● Work to do:
Show all lines from the listing below that contain "Enterprises".

● Records to process:
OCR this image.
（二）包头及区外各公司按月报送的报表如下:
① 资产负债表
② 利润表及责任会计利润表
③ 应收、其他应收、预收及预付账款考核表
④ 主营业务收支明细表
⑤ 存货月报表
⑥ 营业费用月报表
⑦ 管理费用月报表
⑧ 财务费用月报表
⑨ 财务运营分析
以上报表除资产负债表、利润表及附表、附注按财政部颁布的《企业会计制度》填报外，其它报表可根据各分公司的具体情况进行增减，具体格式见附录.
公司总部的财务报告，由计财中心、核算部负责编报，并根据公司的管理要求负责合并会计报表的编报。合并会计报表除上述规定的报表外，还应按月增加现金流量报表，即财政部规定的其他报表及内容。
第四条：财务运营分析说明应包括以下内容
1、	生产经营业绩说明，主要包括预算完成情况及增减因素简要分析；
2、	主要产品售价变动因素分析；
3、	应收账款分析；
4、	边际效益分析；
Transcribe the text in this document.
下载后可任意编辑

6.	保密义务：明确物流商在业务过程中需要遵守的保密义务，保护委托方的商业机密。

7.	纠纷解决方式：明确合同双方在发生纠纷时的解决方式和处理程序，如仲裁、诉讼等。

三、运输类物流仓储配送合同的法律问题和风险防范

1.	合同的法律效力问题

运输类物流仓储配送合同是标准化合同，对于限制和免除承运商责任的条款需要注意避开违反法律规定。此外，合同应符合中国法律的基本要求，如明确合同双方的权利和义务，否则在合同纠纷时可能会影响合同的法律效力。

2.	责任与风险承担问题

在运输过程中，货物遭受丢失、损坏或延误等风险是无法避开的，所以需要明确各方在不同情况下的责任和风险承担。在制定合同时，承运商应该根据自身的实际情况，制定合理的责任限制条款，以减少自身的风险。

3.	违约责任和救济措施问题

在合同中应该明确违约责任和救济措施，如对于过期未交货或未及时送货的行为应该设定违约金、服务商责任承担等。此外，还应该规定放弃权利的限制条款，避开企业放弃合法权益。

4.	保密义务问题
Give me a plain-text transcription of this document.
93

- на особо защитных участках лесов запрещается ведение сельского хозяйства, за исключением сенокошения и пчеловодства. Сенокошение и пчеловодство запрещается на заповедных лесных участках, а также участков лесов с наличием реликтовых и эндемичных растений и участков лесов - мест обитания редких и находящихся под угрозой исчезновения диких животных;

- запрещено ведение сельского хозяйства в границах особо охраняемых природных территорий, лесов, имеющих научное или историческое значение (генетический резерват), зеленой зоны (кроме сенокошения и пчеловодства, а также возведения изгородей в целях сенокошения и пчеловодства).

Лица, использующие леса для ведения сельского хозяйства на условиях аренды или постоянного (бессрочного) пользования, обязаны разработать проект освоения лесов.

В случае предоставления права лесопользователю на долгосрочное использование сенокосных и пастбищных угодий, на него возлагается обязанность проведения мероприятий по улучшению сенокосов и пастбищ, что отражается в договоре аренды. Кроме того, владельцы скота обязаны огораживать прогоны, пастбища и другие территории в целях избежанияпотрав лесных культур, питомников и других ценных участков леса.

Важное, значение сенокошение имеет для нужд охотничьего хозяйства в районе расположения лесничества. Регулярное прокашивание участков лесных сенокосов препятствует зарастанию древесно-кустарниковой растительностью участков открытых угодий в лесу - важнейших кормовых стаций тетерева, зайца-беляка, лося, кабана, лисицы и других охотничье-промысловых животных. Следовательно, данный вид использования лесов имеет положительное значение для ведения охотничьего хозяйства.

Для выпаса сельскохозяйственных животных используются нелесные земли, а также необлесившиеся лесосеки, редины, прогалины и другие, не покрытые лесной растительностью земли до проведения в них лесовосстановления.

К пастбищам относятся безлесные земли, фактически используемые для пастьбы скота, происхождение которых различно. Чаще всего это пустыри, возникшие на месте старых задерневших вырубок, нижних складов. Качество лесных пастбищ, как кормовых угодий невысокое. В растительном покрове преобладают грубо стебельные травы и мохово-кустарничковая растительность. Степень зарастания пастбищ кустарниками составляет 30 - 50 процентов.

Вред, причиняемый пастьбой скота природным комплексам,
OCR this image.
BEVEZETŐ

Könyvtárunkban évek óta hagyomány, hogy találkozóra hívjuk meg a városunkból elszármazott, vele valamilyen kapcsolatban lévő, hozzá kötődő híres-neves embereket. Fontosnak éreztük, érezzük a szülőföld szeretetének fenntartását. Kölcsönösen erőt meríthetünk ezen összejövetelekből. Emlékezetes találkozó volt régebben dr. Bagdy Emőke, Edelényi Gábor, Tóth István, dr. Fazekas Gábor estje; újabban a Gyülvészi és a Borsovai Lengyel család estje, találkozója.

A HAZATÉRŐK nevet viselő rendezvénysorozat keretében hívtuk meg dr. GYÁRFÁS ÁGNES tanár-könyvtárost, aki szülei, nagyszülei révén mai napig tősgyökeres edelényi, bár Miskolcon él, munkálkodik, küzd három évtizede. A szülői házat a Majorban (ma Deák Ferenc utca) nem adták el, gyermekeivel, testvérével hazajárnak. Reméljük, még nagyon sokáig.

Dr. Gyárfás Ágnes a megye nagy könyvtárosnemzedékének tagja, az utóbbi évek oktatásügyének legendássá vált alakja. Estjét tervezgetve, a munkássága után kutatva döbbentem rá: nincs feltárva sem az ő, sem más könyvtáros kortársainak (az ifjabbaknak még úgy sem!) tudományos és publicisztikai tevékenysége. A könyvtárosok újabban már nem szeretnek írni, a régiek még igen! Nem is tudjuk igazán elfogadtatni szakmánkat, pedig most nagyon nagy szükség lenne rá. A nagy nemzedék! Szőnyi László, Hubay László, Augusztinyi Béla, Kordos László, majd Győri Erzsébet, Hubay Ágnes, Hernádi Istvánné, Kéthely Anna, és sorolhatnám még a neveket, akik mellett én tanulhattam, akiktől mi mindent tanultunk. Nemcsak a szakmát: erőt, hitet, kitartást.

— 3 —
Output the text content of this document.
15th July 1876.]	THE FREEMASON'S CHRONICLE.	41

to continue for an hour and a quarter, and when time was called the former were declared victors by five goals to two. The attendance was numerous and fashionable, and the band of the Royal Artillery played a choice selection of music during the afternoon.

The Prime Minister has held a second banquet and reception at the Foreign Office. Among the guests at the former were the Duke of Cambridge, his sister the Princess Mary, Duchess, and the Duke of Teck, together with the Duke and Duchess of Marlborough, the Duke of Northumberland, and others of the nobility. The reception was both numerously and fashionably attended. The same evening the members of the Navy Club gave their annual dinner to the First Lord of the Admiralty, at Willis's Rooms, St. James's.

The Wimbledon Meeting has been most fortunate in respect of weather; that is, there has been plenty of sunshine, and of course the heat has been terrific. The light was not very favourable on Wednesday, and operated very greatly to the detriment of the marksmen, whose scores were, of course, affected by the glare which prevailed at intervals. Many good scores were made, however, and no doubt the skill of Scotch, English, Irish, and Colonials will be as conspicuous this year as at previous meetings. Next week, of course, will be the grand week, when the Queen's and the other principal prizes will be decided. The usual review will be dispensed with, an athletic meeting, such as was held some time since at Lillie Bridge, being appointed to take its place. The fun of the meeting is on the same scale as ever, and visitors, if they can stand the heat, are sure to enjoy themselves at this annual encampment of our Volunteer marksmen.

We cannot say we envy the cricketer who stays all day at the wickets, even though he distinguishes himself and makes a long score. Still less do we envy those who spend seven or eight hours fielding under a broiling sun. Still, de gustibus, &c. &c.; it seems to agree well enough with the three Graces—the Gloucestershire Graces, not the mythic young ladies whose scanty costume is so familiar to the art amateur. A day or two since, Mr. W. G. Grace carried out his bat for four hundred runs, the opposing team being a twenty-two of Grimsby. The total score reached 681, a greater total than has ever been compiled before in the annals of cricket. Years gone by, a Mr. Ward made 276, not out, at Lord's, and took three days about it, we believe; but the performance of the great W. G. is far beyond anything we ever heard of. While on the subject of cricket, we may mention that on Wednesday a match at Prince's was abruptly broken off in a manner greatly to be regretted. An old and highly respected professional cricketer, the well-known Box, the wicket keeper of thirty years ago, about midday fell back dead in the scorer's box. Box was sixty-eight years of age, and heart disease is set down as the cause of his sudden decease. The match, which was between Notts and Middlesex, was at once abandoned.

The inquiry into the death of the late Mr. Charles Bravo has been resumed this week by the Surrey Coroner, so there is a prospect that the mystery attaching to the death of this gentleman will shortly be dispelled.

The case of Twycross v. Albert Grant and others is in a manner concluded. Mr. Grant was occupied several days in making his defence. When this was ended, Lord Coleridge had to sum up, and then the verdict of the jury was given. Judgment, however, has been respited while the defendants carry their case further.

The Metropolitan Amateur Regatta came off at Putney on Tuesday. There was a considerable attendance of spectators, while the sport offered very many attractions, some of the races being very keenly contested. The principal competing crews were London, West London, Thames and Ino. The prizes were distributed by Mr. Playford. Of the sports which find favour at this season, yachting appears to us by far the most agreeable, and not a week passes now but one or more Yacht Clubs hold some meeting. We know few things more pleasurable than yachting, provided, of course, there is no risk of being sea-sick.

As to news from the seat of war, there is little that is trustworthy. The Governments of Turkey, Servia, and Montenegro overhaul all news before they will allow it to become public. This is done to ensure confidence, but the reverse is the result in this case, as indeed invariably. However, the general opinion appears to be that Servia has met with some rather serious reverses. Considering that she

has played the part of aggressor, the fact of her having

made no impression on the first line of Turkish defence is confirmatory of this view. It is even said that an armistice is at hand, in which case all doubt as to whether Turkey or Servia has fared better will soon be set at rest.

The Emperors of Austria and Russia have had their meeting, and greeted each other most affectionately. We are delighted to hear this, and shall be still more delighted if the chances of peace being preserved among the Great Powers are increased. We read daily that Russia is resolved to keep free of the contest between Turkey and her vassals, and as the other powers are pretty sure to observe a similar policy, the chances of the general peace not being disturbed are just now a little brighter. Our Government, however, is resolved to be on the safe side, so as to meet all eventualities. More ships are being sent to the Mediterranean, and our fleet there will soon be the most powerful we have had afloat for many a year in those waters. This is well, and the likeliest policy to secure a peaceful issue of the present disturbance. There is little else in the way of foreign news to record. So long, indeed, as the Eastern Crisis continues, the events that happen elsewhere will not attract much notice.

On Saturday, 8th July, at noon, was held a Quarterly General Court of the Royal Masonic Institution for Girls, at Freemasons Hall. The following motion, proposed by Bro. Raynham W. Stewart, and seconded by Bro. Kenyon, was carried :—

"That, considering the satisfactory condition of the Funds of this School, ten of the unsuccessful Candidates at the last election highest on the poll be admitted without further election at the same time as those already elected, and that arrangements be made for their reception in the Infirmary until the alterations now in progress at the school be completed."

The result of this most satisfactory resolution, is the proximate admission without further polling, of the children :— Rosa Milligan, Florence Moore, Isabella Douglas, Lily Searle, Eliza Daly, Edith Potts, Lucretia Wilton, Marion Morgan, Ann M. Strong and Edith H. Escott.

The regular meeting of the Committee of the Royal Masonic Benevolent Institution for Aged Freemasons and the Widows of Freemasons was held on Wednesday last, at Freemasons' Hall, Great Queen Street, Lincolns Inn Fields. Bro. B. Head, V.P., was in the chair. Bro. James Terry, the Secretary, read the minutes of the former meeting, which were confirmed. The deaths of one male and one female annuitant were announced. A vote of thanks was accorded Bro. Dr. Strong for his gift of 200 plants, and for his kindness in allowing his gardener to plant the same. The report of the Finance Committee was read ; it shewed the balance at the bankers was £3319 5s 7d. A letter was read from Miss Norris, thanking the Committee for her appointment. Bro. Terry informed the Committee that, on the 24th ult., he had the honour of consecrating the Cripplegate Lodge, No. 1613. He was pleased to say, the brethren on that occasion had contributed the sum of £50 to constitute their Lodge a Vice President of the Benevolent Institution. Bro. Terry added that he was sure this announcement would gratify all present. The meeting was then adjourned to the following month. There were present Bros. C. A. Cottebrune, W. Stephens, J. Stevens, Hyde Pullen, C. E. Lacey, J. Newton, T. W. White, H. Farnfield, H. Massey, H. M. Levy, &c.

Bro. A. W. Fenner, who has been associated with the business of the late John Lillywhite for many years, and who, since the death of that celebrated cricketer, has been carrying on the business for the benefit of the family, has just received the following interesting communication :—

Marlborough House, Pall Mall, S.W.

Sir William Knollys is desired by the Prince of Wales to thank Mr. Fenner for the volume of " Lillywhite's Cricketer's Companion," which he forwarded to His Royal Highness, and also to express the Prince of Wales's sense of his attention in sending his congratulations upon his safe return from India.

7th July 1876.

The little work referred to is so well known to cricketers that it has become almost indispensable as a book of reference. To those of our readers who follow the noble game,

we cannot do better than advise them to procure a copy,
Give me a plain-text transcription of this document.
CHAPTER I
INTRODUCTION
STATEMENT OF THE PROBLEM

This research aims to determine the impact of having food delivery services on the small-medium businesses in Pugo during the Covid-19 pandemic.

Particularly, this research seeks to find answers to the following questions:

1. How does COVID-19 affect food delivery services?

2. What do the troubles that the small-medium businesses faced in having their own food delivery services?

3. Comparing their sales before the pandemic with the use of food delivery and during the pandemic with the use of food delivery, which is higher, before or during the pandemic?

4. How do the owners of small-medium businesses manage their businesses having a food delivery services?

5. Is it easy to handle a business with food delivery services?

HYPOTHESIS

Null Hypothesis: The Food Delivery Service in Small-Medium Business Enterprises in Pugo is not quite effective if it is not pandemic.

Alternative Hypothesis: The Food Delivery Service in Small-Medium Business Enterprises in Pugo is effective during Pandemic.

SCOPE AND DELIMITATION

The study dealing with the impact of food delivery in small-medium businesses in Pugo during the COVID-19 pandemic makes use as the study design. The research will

● Expected answer:
Null Hypothesis: The Food Delivery Service in Small-Medium Business Enterprises in Pugo is not quite effective if it is not pandemic.
Alternative Hypothesis: The Food Delivery Service in Small-Medium Business Enterprises in Pugo is effective during Pandemic.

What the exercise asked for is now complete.